Reproduce, character for character, the rows from the line with "- omega-region-magenta-bottom: [442, 656, 481, 679]" to the line with "- colorbar-swatch: [955, 404, 973, 447]", both included, and nothing else.

┌─ Recorded information

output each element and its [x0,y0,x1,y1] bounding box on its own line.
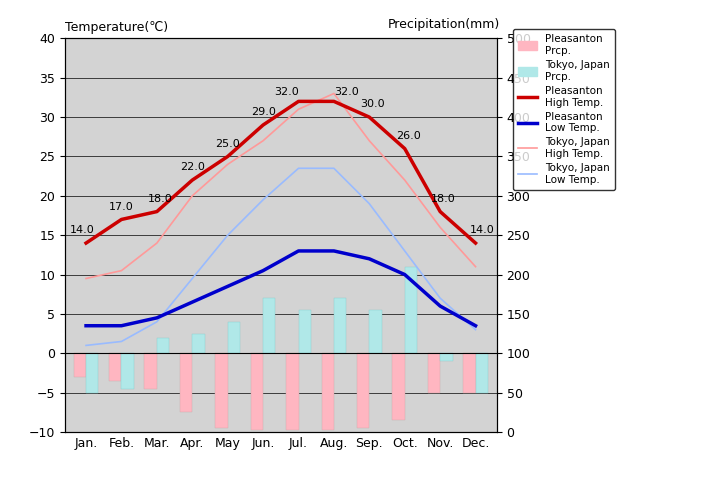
Bar [357,353,369,428]
Text: 29.0: 29.0 [251,107,276,117]
Bar [109,353,122,381]
Bar [286,353,299,431]
Bar [215,353,228,428]
Bar [228,322,240,353]
Text: 14.0: 14.0 [470,225,495,235]
Text: 25.0: 25.0 [215,139,240,149]
Text: Precipitation(mm): Precipitation(mm) [388,18,500,31]
Bar [299,310,311,353]
Bar [86,353,99,393]
Text: 22.0: 22.0 [180,162,204,172]
Text: 30.0: 30.0 [361,99,385,109]
Text: 17.0: 17.0 [109,202,134,212]
Bar [145,353,157,389]
Text: 14.0: 14.0 [70,225,95,235]
Bar [322,353,334,431]
Bar [405,267,417,353]
Bar [180,353,192,412]
Bar [440,353,453,361]
Bar [334,298,346,353]
Bar [122,353,134,389]
Bar [192,334,204,353]
Legend: Pleasanton
Prcp., Tokyo, Japan
Prcp., Pleasanton
High Temp., Pleasanton
Low Temp: Pleasanton Prcp., Tokyo, Japan Prcp., Pl… [513,29,615,190]
Bar [263,298,276,353]
Bar [251,353,263,431]
Text: 26.0: 26.0 [396,131,420,141]
Text: 18.0: 18.0 [431,194,456,204]
Bar [73,353,86,377]
Bar [392,353,405,420]
Text: 32.0: 32.0 [334,87,359,97]
Bar [428,353,440,393]
Bar [463,353,475,393]
Text: Temperature(℃): Temperature(℃) [65,22,168,35]
Text: 32.0: 32.0 [274,87,299,97]
Bar [369,310,382,353]
Text: 18.0: 18.0 [148,194,173,204]
Bar [475,353,488,393]
Bar [157,337,169,353]
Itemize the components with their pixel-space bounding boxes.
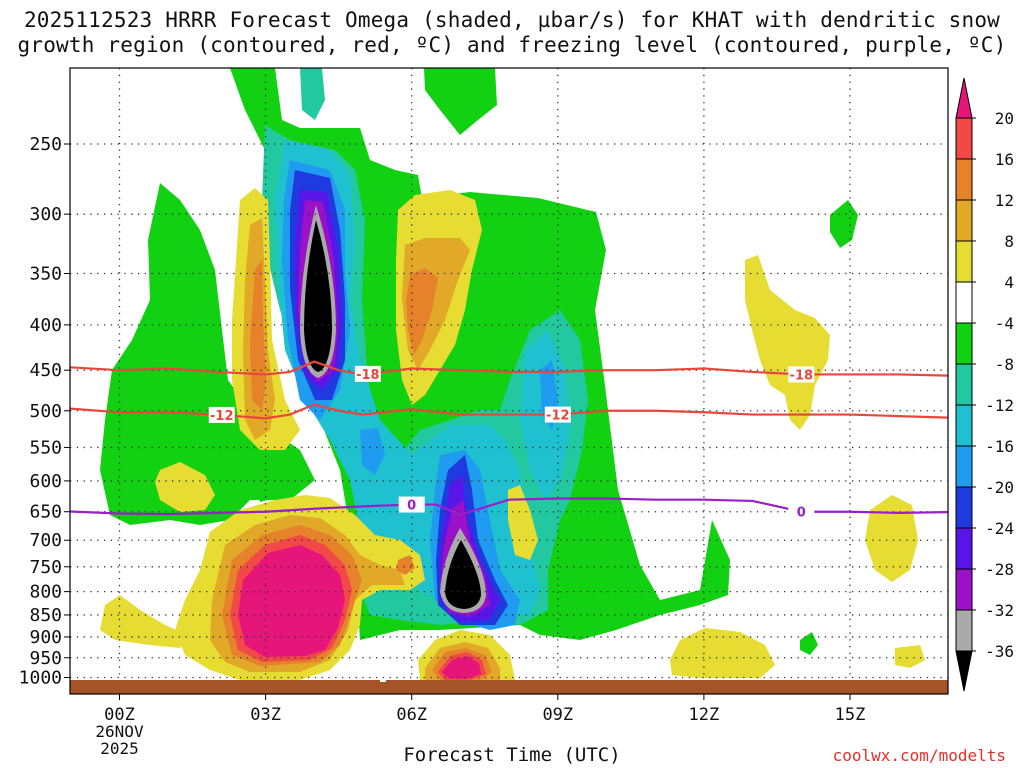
- omega-region-magenta-bottom: [442, 656, 481, 679]
- colorbar-label: -4: [995, 314, 1014, 333]
- y-tick-label: 300: [29, 204, 62, 225]
- omega-region-green-blob-c: [258, 492, 268, 502]
- colorbar-label: -32: [985, 601, 1014, 620]
- x-tick-label: 06Z: [396, 705, 427, 725]
- ground-strip-notch: [380, 680, 386, 682]
- y-tick-label: 650: [29, 502, 62, 523]
- x-tick-label: 15Z: [835, 705, 866, 725]
- colorbar-swatch: [955, 609, 973, 652]
- colorbar-label: -12: [985, 396, 1014, 415]
- colorbar-label: 8: [1004, 232, 1014, 251]
- colorbar-arrow-high: [955, 77, 973, 119]
- omega-shading: [100, 68, 925, 680]
- omega-region-green-top: [424, 68, 497, 135]
- omega-region-yellow-blob-far-right: [895, 645, 925, 668]
- contour-label: -12: [210, 409, 234, 424]
- colorbar-swatch: [955, 404, 973, 447]
- colorbar-label: -36: [985, 642, 1014, 661]
- omega-region-yellow-blob-left: [155, 462, 215, 512]
- contour-label-backdrop: [354, 365, 381, 382]
- x-tick-label: 03Z: [250, 705, 281, 725]
- omega-region-lightblue-side: [360, 428, 385, 475]
- credit-link[interactable]: coolwx.com/modelts: [832, 746, 1006, 765]
- contour-label: 0: [797, 506, 806, 521]
- colorbar-swatch: [955, 117, 973, 160]
- omega-region-orange-upper: [406, 268, 438, 355]
- contour-label: -12: [546, 409, 570, 424]
- y-tick-label: 950: [29, 648, 62, 669]
- omega-region-yellow-right-b: [865, 495, 918, 582]
- contour-label-backdrop: [788, 503, 815, 520]
- y-tick-label: 1000: [19, 668, 62, 689]
- omega-region-magenta-low-center: [238, 545, 345, 657]
- omega-region-teal-top: [300, 68, 325, 120]
- y-tick-label: 350: [29, 263, 62, 284]
- colorbar-label: 4: [1004, 273, 1014, 292]
- y-tick-label: 600: [29, 471, 62, 492]
- y-tick-label: 250: [29, 134, 62, 155]
- colorbar-swatch: [955, 363, 973, 406]
- x-tick-label: 09Z: [542, 705, 573, 725]
- colorbar-swatch: [955, 486, 973, 529]
- colorbar-label: -8: [995, 355, 1014, 374]
- omega-region-orange-left-column: [250, 260, 266, 410]
- x-tick-label: 00Z: [104, 705, 135, 725]
- y-tick-label: 800: [29, 582, 62, 603]
- omega-region-yellow-stem: [508, 485, 538, 560]
- y-tick-label: 700: [29, 530, 62, 551]
- colorbar-swatch: [955, 527, 973, 570]
- colorbar-label: -24: [985, 519, 1014, 538]
- x-tick-sublabel: 26NOV: [95, 722, 144, 741]
- colorbar-swatch: [955, 240, 973, 283]
- colorbar-label: -16: [985, 437, 1014, 456]
- contour-label: 0: [407, 499, 416, 514]
- colorbar-arrow-low: [955, 650, 973, 692]
- y-tick-label: 500: [29, 401, 62, 422]
- contour-label-backdrop: [208, 406, 235, 423]
- colorbar-swatch: [955, 322, 973, 365]
- colorbar-swatch: [955, 281, 973, 324]
- colorbar-swatch: [955, 445, 973, 488]
- colorbar-swatch: [955, 568, 973, 611]
- colorbar-label: 16: [995, 150, 1014, 169]
- chart-title-line-2: growth region (contoured, red, ºC) and f…: [17, 33, 1007, 57]
- omega-region-green-blob-b: [800, 632, 818, 655]
- grid-lines: [70, 68, 948, 694]
- contour-label-backdrop: [544, 406, 571, 423]
- colorbar-label: -20: [985, 478, 1014, 497]
- y-tick-label: 900: [29, 627, 62, 648]
- colorbar-label: 12: [995, 191, 1014, 210]
- x-tick-label: 12Z: [689, 705, 720, 725]
- y-tick-label: 450: [29, 360, 62, 381]
- omega-region-green-blob-a: [830, 200, 858, 248]
- colorbar-swatch: [955, 158, 973, 201]
- y-tick-label: 400: [29, 315, 62, 336]
- contour-label: -18: [790, 368, 814, 383]
- x-axis-label: Forecast Time (UTC): [403, 744, 621, 766]
- ground-strip: [70, 680, 948, 694]
- omega-region-yellow-right-a: [745, 255, 830, 430]
- colorbar: 20 16 12 8 4 -4 -8 -12 -16 -20 -24 -28 -32 -36: [955, 77, 1014, 692]
- colorbar-label: 20: [995, 109, 1014, 128]
- omega-region-yellow-low-right: [670, 628, 775, 678]
- contour-line: [70, 360, 948, 377]
- colorbar-swatch: [955, 199, 973, 242]
- y-tick-label: 750: [29, 557, 62, 578]
- y-axis: 2503003504004505005506006507007508008509…: [19, 134, 70, 689]
- contour-lines: -18 -18 -12 -12 0 0: [70, 360, 948, 521]
- y-tick-label: 850: [29, 605, 62, 626]
- chart-title-line-1: 2025112523 HRRR Forecast Omega (shaded, …: [23, 8, 1001, 32]
- contour-label-backdrop: [788, 366, 815, 383]
- contour-label-backdrop: [398, 496, 425, 513]
- omega-region-black-main: [304, 220, 332, 372]
- colorbar-label: -28: [985, 560, 1014, 579]
- contour-label: -18: [356, 368, 380, 383]
- y-tick-label: 550: [29, 437, 62, 458]
- plot-frame: [69, 67, 949, 695]
- x-tick-sublabel: 2025: [100, 739, 139, 758]
- omega-region-yellow-low-left: [100, 595, 188, 648]
- omega-region-orange-blob: [396, 555, 415, 575]
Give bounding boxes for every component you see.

└─

• _Full answer_
- omega-region-magenta-bottom: [442, 656, 481, 679]
- colorbar-label: -4: [995, 314, 1014, 333]
- y-tick-label: 300: [29, 204, 62, 225]
- omega-region-green-blob-c: [258, 492, 268, 502]
- colorbar-label: -32: [985, 601, 1014, 620]
- x-tick-label: 06Z: [396, 705, 427, 725]
- ground-strip-notch: [380, 680, 386, 682]
- y-tick-label: 650: [29, 502, 62, 523]
- x-tick-label: 15Z: [835, 705, 866, 725]
- colorbar-swatch: [955, 609, 973, 652]
- colorbar-label: -12: [985, 396, 1014, 415]
- colorbar-label: 8: [1004, 232, 1014, 251]
- colorbar-arrow-high: [955, 77, 973, 119]
- omega-shading: [100, 68, 925, 680]
- omega-region-green-top: [424, 68, 497, 135]
- omega-region-yellow-blob-far-right: [895, 645, 925, 668]
- contour-label: -12: [210, 409, 234, 424]
- colorbar-swatch: [955, 404, 973, 447]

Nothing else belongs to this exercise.